REQUIRED TASK: Among the entries that follow, tally the lines with the string "after". Give no more than the number.

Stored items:
□ □ □

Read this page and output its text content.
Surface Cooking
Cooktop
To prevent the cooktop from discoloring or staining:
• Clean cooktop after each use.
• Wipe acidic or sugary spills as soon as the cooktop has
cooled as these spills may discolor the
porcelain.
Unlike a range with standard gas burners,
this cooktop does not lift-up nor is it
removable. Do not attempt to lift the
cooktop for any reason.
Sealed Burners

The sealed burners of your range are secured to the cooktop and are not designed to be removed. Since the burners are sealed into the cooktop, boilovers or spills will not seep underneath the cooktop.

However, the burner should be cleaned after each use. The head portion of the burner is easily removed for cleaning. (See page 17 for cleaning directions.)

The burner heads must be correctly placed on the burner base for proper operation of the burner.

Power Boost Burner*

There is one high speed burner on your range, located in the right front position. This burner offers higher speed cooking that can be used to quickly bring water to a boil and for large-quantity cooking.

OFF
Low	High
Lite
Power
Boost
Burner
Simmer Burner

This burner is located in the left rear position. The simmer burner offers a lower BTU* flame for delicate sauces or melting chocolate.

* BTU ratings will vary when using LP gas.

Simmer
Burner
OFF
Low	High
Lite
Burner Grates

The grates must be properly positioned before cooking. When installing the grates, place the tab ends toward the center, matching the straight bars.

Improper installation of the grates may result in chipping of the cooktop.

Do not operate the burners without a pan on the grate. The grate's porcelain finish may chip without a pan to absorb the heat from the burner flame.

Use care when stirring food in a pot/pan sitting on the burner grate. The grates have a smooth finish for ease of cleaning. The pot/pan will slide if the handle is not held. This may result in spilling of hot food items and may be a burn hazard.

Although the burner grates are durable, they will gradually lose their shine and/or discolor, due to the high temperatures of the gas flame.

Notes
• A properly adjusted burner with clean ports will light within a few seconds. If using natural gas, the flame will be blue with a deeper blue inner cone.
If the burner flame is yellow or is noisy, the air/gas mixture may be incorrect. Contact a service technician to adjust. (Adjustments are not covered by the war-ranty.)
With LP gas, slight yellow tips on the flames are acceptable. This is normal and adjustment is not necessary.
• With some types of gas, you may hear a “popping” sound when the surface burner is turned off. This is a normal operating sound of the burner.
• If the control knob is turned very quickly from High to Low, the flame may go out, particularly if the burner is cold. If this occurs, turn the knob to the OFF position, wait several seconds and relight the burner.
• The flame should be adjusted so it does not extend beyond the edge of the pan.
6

□ □ □

RIGHT ANSWER: 2